### LISTED RECORDS
+ + + + +

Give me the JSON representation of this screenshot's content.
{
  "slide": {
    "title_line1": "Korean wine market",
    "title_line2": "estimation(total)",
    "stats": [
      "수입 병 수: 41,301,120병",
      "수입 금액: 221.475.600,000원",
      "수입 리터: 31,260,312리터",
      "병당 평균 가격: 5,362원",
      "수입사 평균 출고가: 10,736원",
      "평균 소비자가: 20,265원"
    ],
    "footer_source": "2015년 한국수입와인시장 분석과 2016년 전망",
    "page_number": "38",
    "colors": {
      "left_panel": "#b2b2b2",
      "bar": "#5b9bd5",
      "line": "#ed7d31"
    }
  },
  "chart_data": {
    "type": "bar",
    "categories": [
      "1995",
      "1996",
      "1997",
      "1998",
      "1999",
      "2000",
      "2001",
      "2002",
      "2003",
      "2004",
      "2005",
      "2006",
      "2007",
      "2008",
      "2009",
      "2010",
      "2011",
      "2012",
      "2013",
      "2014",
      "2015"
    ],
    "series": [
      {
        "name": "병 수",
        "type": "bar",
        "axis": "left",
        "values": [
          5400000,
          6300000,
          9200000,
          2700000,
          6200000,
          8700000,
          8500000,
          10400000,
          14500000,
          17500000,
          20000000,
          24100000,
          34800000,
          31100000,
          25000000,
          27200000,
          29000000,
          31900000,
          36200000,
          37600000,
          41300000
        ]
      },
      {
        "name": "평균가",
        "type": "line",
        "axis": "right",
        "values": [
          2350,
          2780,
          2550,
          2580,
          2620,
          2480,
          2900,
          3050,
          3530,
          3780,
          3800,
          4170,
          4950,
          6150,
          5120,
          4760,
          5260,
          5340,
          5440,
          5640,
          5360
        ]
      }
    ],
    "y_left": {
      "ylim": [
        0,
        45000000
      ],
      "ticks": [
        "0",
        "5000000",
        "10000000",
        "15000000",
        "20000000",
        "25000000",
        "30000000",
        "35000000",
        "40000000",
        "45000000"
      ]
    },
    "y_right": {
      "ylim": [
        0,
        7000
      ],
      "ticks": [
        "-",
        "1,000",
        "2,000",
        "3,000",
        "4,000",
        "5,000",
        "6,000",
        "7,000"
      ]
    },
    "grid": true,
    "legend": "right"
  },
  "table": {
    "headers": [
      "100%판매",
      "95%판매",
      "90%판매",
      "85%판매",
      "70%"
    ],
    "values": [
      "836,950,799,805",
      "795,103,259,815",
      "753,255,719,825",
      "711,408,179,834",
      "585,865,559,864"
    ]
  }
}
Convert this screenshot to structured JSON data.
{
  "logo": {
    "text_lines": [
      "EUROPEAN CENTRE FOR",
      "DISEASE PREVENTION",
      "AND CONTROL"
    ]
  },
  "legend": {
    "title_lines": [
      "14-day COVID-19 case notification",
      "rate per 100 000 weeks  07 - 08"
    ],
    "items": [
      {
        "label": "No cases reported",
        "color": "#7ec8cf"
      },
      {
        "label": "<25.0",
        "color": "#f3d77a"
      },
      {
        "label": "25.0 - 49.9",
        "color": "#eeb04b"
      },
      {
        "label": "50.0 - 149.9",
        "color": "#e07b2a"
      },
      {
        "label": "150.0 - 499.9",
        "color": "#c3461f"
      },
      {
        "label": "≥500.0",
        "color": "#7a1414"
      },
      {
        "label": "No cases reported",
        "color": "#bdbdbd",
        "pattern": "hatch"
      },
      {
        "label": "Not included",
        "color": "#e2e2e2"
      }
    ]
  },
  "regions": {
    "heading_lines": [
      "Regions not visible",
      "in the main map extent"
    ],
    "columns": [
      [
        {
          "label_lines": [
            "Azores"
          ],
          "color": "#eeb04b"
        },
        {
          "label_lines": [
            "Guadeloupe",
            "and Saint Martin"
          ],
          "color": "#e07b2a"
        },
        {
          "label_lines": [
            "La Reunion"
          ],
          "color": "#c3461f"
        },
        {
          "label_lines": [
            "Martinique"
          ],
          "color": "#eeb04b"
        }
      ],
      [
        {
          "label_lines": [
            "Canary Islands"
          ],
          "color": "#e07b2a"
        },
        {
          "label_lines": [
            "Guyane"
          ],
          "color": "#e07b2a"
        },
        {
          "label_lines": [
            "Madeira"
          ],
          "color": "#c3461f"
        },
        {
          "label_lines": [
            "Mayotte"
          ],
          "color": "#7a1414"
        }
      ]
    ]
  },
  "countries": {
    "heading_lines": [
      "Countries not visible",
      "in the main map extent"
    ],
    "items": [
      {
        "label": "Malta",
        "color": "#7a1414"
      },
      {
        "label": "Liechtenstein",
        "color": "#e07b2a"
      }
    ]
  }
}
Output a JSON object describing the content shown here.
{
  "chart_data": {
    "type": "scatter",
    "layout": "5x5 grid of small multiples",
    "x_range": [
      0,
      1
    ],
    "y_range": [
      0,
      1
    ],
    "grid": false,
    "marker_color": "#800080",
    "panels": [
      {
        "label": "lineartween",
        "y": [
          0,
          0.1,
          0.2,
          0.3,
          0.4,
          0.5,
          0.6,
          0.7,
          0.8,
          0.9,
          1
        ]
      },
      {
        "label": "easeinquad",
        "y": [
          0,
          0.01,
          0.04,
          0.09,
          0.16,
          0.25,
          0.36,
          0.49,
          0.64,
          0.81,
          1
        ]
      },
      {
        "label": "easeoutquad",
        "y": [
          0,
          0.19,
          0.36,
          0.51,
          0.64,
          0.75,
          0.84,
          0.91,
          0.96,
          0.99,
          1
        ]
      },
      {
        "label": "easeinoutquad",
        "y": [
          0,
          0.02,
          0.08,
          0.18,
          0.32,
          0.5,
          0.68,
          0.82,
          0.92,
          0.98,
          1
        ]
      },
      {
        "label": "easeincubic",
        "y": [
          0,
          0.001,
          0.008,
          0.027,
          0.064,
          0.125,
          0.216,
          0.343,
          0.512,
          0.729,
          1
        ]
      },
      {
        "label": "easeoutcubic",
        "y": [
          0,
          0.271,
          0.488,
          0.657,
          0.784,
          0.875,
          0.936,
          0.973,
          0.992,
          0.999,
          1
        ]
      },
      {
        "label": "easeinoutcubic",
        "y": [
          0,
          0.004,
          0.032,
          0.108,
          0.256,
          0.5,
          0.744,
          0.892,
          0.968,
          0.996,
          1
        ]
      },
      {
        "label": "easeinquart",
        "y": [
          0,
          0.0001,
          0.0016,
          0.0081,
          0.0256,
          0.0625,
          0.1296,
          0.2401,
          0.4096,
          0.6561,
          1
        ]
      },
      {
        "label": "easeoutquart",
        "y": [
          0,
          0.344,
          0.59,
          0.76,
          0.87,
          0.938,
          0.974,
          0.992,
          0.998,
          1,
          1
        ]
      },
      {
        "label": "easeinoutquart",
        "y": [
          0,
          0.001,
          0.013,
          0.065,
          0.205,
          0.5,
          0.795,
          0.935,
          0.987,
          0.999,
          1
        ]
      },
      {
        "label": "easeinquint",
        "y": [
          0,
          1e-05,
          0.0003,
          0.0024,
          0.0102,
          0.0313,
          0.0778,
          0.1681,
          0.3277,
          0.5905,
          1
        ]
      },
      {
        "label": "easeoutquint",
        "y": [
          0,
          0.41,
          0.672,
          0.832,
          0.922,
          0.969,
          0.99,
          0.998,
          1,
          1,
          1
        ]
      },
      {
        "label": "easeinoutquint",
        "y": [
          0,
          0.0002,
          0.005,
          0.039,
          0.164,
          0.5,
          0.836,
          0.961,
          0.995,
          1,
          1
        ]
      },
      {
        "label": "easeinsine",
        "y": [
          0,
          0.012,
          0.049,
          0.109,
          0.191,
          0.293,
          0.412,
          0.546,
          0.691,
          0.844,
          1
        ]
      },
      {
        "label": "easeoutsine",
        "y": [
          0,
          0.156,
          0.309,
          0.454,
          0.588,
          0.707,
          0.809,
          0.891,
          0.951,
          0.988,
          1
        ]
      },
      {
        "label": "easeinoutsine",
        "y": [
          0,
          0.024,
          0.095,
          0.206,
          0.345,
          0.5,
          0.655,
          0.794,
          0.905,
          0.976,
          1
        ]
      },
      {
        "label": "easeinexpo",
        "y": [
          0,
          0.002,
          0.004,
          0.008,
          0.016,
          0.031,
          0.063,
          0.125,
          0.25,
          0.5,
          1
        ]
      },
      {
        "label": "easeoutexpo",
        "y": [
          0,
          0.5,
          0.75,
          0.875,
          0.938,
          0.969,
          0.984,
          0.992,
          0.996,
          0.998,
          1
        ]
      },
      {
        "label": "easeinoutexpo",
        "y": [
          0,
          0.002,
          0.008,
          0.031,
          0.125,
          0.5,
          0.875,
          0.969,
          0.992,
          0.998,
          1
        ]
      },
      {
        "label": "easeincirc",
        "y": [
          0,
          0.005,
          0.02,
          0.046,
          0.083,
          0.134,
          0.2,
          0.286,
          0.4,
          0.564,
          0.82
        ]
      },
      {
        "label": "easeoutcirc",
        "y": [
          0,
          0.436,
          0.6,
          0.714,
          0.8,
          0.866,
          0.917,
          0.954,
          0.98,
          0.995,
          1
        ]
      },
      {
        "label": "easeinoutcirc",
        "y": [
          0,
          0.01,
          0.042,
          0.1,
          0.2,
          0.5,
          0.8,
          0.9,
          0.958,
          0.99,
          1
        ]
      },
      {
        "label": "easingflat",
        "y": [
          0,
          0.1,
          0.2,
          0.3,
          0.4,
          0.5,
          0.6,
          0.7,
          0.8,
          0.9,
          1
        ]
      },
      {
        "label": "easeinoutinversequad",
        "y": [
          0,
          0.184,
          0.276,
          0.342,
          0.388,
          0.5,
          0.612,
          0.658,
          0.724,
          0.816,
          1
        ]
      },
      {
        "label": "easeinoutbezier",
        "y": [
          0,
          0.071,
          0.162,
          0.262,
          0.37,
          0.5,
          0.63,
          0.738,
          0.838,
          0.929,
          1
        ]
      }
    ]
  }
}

+ + + + +

### TASK GOAL
Find every line in the records above that contains the word "type", and copy each one.

### WORKED SOLUTION
    "type": "bar",
        "type": "bar",
        "type": "line",
    "type": "scatter",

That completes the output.